> **Instruction**:
Format each of the lines below as one string in a JSON list, skipping blank lines and leaving out the pictures.

Image layout annotations
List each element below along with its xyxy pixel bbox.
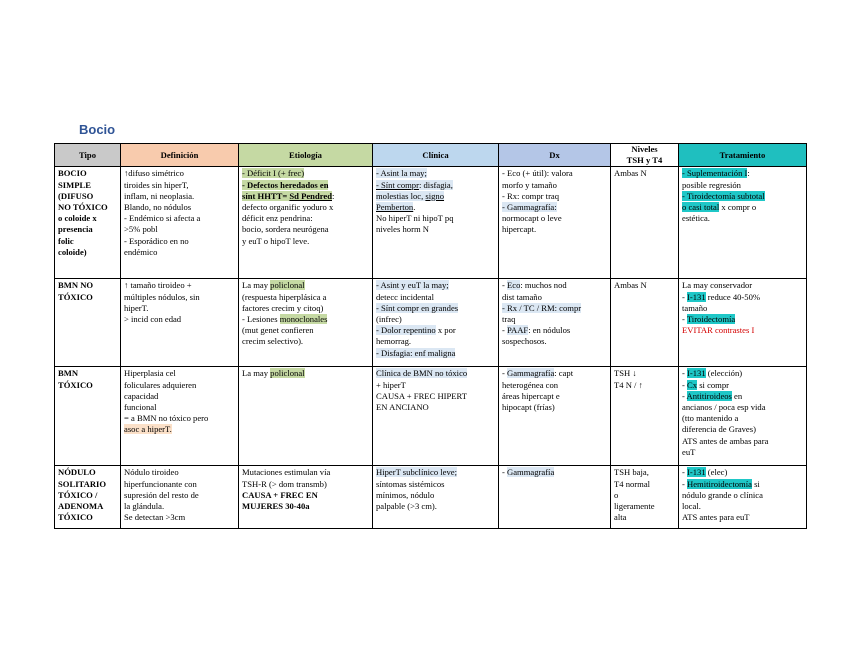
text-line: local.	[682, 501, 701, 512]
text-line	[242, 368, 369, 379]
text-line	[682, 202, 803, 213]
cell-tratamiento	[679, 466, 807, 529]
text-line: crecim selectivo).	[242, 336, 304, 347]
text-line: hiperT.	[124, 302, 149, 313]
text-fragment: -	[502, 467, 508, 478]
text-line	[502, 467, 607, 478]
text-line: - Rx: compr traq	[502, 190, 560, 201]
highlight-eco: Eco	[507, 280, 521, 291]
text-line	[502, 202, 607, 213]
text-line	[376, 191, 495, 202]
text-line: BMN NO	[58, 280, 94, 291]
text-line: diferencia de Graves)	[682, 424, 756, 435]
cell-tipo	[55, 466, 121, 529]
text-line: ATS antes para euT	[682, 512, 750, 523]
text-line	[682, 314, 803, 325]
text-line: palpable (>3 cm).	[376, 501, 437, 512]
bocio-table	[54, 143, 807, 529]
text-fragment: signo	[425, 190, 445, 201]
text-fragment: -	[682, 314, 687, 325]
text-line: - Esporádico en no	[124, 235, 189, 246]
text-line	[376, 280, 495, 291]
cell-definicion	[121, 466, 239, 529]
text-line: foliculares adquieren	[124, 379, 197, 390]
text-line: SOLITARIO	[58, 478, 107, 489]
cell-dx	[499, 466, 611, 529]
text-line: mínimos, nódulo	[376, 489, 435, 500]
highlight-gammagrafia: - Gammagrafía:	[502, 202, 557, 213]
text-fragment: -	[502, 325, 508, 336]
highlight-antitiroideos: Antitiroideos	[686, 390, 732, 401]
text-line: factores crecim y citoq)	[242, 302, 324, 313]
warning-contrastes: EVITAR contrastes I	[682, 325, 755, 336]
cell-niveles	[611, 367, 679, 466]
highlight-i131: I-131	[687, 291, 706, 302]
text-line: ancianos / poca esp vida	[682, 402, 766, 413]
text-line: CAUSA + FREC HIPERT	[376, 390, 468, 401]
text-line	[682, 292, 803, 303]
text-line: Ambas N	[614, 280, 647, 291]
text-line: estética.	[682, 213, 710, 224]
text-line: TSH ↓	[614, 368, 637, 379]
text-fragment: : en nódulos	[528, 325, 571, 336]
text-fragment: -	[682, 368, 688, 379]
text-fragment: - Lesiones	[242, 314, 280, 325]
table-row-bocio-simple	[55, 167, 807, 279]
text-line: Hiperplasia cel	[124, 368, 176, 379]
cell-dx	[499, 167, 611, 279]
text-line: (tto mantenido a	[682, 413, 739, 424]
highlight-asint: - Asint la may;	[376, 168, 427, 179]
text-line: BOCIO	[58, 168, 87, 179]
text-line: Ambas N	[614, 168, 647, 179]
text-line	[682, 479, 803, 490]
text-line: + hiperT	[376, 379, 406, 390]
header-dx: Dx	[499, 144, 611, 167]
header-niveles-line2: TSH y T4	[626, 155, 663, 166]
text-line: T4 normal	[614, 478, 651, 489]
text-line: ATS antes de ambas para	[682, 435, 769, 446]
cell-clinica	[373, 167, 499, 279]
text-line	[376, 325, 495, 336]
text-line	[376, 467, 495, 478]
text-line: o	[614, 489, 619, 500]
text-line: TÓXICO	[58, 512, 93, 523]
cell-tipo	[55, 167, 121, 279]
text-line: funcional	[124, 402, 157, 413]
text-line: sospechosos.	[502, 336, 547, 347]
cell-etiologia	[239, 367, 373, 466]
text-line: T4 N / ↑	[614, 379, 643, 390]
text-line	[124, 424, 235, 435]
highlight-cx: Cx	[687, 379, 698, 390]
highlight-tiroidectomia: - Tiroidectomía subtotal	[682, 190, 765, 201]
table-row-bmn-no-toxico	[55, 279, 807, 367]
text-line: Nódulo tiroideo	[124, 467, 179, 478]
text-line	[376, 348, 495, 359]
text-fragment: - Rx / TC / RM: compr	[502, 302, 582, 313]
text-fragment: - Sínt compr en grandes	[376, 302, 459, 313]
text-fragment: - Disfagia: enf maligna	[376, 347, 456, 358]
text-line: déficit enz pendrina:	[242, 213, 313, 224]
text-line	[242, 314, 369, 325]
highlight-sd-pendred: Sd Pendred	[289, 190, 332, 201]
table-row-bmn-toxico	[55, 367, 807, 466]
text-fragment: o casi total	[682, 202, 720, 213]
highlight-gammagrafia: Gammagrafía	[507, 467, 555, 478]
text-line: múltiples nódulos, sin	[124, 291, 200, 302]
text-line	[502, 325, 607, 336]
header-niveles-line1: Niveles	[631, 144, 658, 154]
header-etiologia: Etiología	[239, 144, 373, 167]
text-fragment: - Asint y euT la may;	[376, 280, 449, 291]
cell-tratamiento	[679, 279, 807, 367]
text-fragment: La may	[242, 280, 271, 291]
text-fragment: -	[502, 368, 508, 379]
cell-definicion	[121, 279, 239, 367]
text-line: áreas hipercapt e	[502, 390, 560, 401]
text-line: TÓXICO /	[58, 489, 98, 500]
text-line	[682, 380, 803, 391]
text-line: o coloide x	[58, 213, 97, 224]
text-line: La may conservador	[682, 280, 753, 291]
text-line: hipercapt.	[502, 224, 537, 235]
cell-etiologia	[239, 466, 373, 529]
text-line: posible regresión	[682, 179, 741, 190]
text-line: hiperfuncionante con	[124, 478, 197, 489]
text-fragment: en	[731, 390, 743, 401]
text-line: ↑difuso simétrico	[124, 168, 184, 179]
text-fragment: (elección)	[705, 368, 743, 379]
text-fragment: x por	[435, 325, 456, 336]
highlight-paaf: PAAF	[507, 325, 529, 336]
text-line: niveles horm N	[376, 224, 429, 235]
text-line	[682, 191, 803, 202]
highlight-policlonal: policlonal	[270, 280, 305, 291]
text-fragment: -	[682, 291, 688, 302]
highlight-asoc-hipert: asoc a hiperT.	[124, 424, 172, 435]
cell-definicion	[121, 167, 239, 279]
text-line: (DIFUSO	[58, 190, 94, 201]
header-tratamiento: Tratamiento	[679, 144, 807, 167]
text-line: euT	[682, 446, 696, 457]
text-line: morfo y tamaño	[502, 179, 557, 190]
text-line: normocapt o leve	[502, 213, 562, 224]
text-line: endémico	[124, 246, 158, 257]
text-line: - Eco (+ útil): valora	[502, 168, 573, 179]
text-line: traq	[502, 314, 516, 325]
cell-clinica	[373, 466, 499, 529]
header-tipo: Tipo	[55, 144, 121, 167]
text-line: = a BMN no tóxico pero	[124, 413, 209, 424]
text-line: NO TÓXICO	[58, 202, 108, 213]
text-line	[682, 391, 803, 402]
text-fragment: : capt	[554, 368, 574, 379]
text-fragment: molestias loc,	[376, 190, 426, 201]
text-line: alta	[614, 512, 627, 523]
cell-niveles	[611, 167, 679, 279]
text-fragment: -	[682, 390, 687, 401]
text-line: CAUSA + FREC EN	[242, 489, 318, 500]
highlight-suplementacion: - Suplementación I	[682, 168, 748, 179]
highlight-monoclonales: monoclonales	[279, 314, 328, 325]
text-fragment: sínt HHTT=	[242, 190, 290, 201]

> **Answer to the task**:
[
  "List each element below along with its xyxy pixel bbox.",
  "text-line: local.\t[682, 501, 701, 512]",
  "text-line\t[242, 368, 369, 379]",
  "text-line\t[682, 202, 803, 213]",
  "cell-tratamiento\t[679, 466, 807, 529]",
  "text-line: crecim selectivo).\t[242, 336, 304, 347]",
  "text-line: hiperT.\t[124, 302, 149, 313]",
  "text-fragment: -\t[502, 467, 508, 478]",
  "text-line\t[502, 467, 607, 478]",
  "text-line: - Rx: compr traq\t[502, 190, 560, 201]",
  "highlight-eco: Eco\t[507, 280, 521, 291]",
  "text-line\t[502, 202, 607, 213]",
  "text-line\t[376, 191, 495, 202]",
  "text-line: BMN NO\t[58, 280, 94, 291]",
  "text-line: diferencia de Graves)\t[682, 424, 756, 435]",
  "cell-tipo\t[55, 466, 121, 529]",
  "text-line: ATS antes para euT\t[682, 512, 750, 523]",
  "text-line\t[682, 314, 803, 325]",
  "text-line: palpable (>3 cm).\t[376, 501, 437, 512]",
  "bocio-table\t[54, 143, 807, 529]",
  "text-fragment: signo\t[425, 190, 445, 201]",
  "text-fragment: -\t[682, 314, 687, 325]",
  "text-line: - Esporádico en no\t[124, 235, 189, 246]",
  "text-line\t[376, 280, 495, 291]",
  "cell-definicion\t[121, 466, 239, 529]",
  "text-line: foliculares adquieren\t[124, 379, 197, 390]",
  "text-line: SOLITARIO\t[58, 478, 107, 489]",
  "cell-dx\t[499, 466, 611, 529]",
  "text-line: mínimos, nódulo\t[376, 489, 435, 500]",
  "highlight-gammagrafia: - Gammagrafía:\t[502, 202, 557, 213]",
  "text-fragment: -\t[502, 325, 508, 336]",
  "highlight-antitiroideos: Antitiroideos\t[686, 390, 732, 401]",
  "text-line: factores crecim y citoq)\t[242, 302, 324, 313]",
  "warning-contrastes: EVITAR contrastes I\t[682, 325, 755, 336]",
  "cell-niveles\t[611, 367, 679, 466]",
  "highlight-i131: I-131\t[687, 291, 706, 302]",
  "text-line: ancianos / poca esp vida\t[682, 402, 766, 413]",
  "text-line: CAUSA + FREC HIPERT\t[376, 390, 468, 401]",
  "text-line\t[682, 292, 803, 303]",
  "text-line: Ambas N\t[614, 280, 647, 291]",
  "text-line: estética.\t[682, 213, 710, 224]",
  "text-line: TSH ↓\t[614, 368, 637, 379]",
  "text-fragment: : en nódulos\t[528, 325, 571, 336]",
  "text-fragment: -\t[682, 368, 688, 379]",
  "text-fragment: - Lesiones\t[242, 314, 280, 325]",
  "table-row-bocio-simple\t[55, 167, 807, 279]",
  "text-line: Hiperplasia cel\t[124, 368, 176, 379]",
  "cell-dx\t[499, 167, 611, 279]",
  "text-line: (tto mantenido a\t[682, 413, 739, 424]",
  "highlight-asint: - Asint la may;\t[376, 168, 427, 179]",
  "text-line: BOCIO\t[58, 168, 87, 179]",
  "text-line: Ambas N\t[614, 168, 647, 179]",
  "text-line\t[682, 479, 803, 490]",
  "text-line: + hiperT\t[376, 379, 406, 390]",
  "header-dx: Dx\t[499, 144, 611, 167]",
  "header-niveles-line2: TSH y T4\t[626, 155, 663, 166]",
  "text-line: T4 normal\t[614, 478, 651, 489]",
  "text-line: ATS antes de ambas para\t[682, 435, 769, 446]",
  "cell-clinica\t[373, 167, 499, 279]",
  "text-line\t[376, 325, 495, 336]",
  "text-line\t[376, 467, 495, 478]",
  "text-line: o\t[614, 489, 619, 500]",
  "text-line: TÓXICO\t[58, 512, 93, 523]",
  "cell-tipo\t[55, 167, 121, 279]",
  "text-line: funcional\t[124, 402, 157, 413]",
  "text-line: sospechosos.\t[502, 336, 547, 347]",
  "cell-etiologia\t[239, 367, 373, 466]",
  "text-line: T4 N / ↑\t[614, 379, 643, 390]",
  "text-line\t[124, 424, 235, 435]",
  "highlight-cx: Cx\t[687, 379, 698, 390]",
  "highlight-tiroidectomia: - Tiroidectomía subtotal\t[682, 190, 765, 201]",
  "table-row-bmn-no-toxico\t[55, 279, 807, 367]",
  "text-line: Nódulo tiroideo\t[124, 467, 179, 478]",
  "text-line\t[376, 348, 495, 359]",
  "text-fragment: - Rx / TC / RM: compr\t[502, 302, 582, 313]",
  "text-fragment: - Sínt compr en grandes\t[376, 302, 459, 313]",
  "text-fragment: - Disfagia: enf maligna\t[376, 347, 456, 358]",
  "text-line: déficit enz pendrina:\t[242, 213, 313, 224]",
  "text-line\t[242, 314, 369, 325]",
  "highlight-sd-pendred: Sd Pendred\t[289, 190, 332, 201]",
  "table-row-bmn-toxico\t[55, 367, 807, 466]",
  "text-fragment: o casi total\t[682, 202, 720, 213]",
  "highlight-gammagrafia: Gammagrafía\t[507, 467, 555, 478]",
  "text-line: múltiples nódulos, sin\t[124, 291, 200, 302]",
  "text-line\t[502, 325, 607, 336]",
  "header-niveles-line1: Niveles\t[631, 144, 658, 154]",
  "header-etiologia: Etiología\t[239, 144, 373, 167]",
  "text-fragment: - Asint y euT la may;\t[376, 280, 449, 291]",
  "cell-tratamiento\t[679, 279, 807, 367]",
  "text-fragment: La may\t[242, 280, 271, 291]",
  "text-fragment: -\t[502, 368, 508, 379]",
  "cell-definicion\t[121, 279, 239, 367]",
  "text-line: áreas hipercapt e\t[502, 390, 560, 401]",
  "text-line: TÓXICO /\t[58, 489, 98, 500]",
  "text-line\t[682, 380, 803, 391]",
  "text-line: o coloide x\t[58, 213, 97, 224]",
  "text-line: La may conservador\t[682, 280, 753, 291]",
  "text-line: hipercapt.\t[502, 224, 537, 235]",
  "cell-etiologia\t[239, 466, 373, 529]",
  "text-line: posible regresión\t[682, 179, 741, 190]",
  "text-line: hiperfuncionante con\t[124, 478, 197, 489]",
  "text-fragment: en\t[731, 390, 743, 401]",
  "text-line: ↑difuso simétrico\t[124, 168, 184, 179]",
  "text-fragment: (elección)\t[705, 368, 743, 379]",
  "text-fragment: x por\t[435, 325, 456, 336]",
  "highlight-paaf: PAAF\t[507, 325, 529, 336]",
  "text-line: niveles horm N\t[376, 224, 429, 235]",
  "text-line\t[682, 191, 803, 202]",
  "highlight-policlonal: policlonal\t[270, 280, 305, 291]",
  "text-fragment: -\t[682, 291, 688, 302]",
  "highlight-asoc-hipert: asoc a hiperT.\t[124, 424, 172, 435]",
  "cell-definicion\t[121, 167, 239, 279]",
  "text-line: (DIFUSO\t[58, 190, 94, 201]",
  "header-tratamiento: Tratamiento\t[679, 144, 807, 167]",
  "text-line: euT\t[682, 446, 696, 457]",
  "text-line: morfo y tamaño\t[502, 179, 557, 190]",
  "text-line: normocapt o leve\t[502, 213, 562, 224]",
  "text-line: endémico\t[124, 246, 158, 257]",
  "text-line: - Eco (+ útil): valora\t[502, 168, 573, 179]",
  "text-line: traq\t[502, 314, 516, 325]",
  "cell-clinica\t[373, 466, 499, 529]",
  "header-tipo: Tipo\t[55, 144, 121, 167]",
  "text-line: = a BMN no tóxico pero\t[124, 413, 209, 424]",
  "text-line: NO TÓXICO\t[58, 202, 108, 213]",
  "text-line\t[682, 391, 803, 402]",
  "text-fragment: : capt\t[554, 368, 574, 379]",
  "text-fragment: molestias loc,\t[376, 190, 426, 201]",
  "text-line: alta\t[614, 512, 627, 523]",
  "cell-niveles\t[611, 167, 679, 279]",
  "text-fragment: -\t[682, 390, 687, 401]",
  "text-line: CAUSA + FREC EN\t[242, 489, 318, 500]",
  "highlight-suplementacion: - Suplementación I\t[682, 168, 748, 179]",
  "highlight-monoclonales: monoclonales\t[279, 314, 328, 325]",
  "text-fragment: sínt HHTT=\t[242, 190, 290, 201]"
]